** Begin Material for the task **

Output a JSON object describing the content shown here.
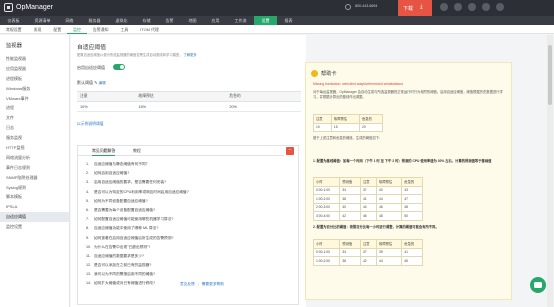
{
  "app": {
    "name": "OpManager"
  },
  "topbar": {
    "phone": "800-443-6694",
    "download_label": "下载",
    "download_icon": "download-arrow-icon"
  },
  "nav_primary": {
    "items": [
      "仪表板",
      "资源清单",
      "网络",
      "服务器",
      "虚拟化",
      "存储",
      "告警",
      "地图",
      "应用",
      "工作流",
      "设置",
      "报表"
    ],
    "active_index": 10
  },
  "nav_secondary": {
    "items": [
      "常规设置",
      "发现",
      "配置",
      "监控",
      "告警通知",
      "工具",
      "ITOM 代理"
    ],
    "active_index": 3
  },
  "sidebar": {
    "title": "监视器",
    "items": [
      "性能监视器",
      "应用监视器",
      "进程模板",
      "Windows服务",
      "VMware事件",
      "进程",
      "文件",
      "日志",
      "服务监视",
      "HTTP监视",
      "网络流量分析",
      "事件日志规则",
      "SNMP陷阱处理器",
      "Syslog规则",
      "脚本模板",
      "IPSLA",
      "自适应阈值",
      "监控设置"
    ],
    "active_index": 16
  },
  "main": {
    "title": "自适应阈值",
    "description": "配置自适应阈值以便为所选监视器的阈值告警生成自动基线和学习模型。",
    "learn_more": "了解更多",
    "enable_label": "启用自适应阈值",
    "enabled": true,
    "threshold_section": "默认阈值",
    "edit_label": "编辑",
    "table": {
      "headers": [
        "注意",
        "故障预估",
        "危急的"
      ],
      "row": [
        "10%",
        "15%",
        "20%"
      ]
    },
    "explain_link": "以示例说明阈值"
  },
  "faq": {
    "tabs": [
      "常见问题解答",
      "教程"
    ],
    "active_tab": 0,
    "questions": [
      "自适应阈值与静态阈值有何不同？",
      "如何启用自适应阈值?",
      "启用自适应阈值的要求。是否需要任何安装?",
      "是否可以为特定的CPU利用率或响应时间启用自适应阈值?",
      "如何为不同设备配置自适应阈值?",
      "是否需要为每个设备配置自适应阈值?",
      "如何配置自适应阈值可能使用哪些机器学习算法?",
      "自适应阈值功能中使用了哪种 ML 算法?",
      "如何查看在启用自适应阈值后所生成的告警预测?",
      "为什么在告警中出现\"已超出预测\"?",
      "自适应阈值的数据要求是多少?",
      "是否可以添加在之前已有的监视器?",
      "我可以为不同的警报启用不同的阈值?",
      "如何扩大阈值或对已有阈值进行修改?"
    ]
  },
  "bottom_links": [
    "意见反馈",
    "需要更多帮助"
  ],
  "help_card": {
    "title": "帮助卡",
    "missing": "Missing translation: webclient.adaptivethreshold.whatisitabout",
    "intro": "对于每台监视器，OpManager 会自动生成与所选监视器的正常运行时行为相符的阈值。启用自适应阈值，阈值根据历史数据进行学习，并根据计算出的基线作出调整。",
    "table1_headers": [
      "注意",
      "故障预估",
      "危急的"
    ],
    "table1_row": [
      "10",
      "15",
      "20"
    ],
    "note": "基于上述注意和危急的阈值，生成的阈值如下：",
    "bullet1": "1. 配置为基线阈值：如每一个时间（下午 1 时 至 下午 2 时）预测的 CPU 使用率值为 30% 左右，计算的预测值等于基础值",
    "table2_headers": [
      "小时",
      "预测值",
      "注意",
      "故障预估",
      "危急的"
    ],
    "table2_rows": [
      [
        "0:00-1:00",
        "34",
        "37",
        "40",
        "43"
      ],
      [
        "1:00-2:00",
        "38",
        "41",
        "44",
        "47"
      ],
      [
        "2:00-3:00",
        "40",
        "44",
        "46",
        "48"
      ],
      [
        "3:00-4:00",
        "42",
        "46",
        "48",
        "50"
      ]
    ],
    "bullet2": "2. 配置为百分比的阈值：按照百分比每一小时进行调整，计算的阈值可能会有所不同。",
    "table3_headers": [
      "小时",
      "预测值",
      "注意",
      "故障预估",
      "危急的"
    ],
    "table3_rows": [
      [
        "0:00-1:00",
        "34",
        "37",
        "39",
        "41"
      ],
      [
        "1:00-2:00",
        "38",
        "42",
        "44",
        "46"
      ]
    ]
  },
  "colors": {
    "accent": "#27a86b",
    "download": "#e65544",
    "help_bg": "#fffbea"
  }
}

** End Material for the task **

■ **Exercise goal**
Find every line that holds "OpManager" and copy it.

■ **Expected output**
    "name": "OpManager"
    "intro": "对于每台监视器，OpManager 会自动生成与所选监视器的正常运行时行为相符的阈值。启用自适应阈值，阈值根据历史数据进行学习，并根据计算出的基线作出调整。",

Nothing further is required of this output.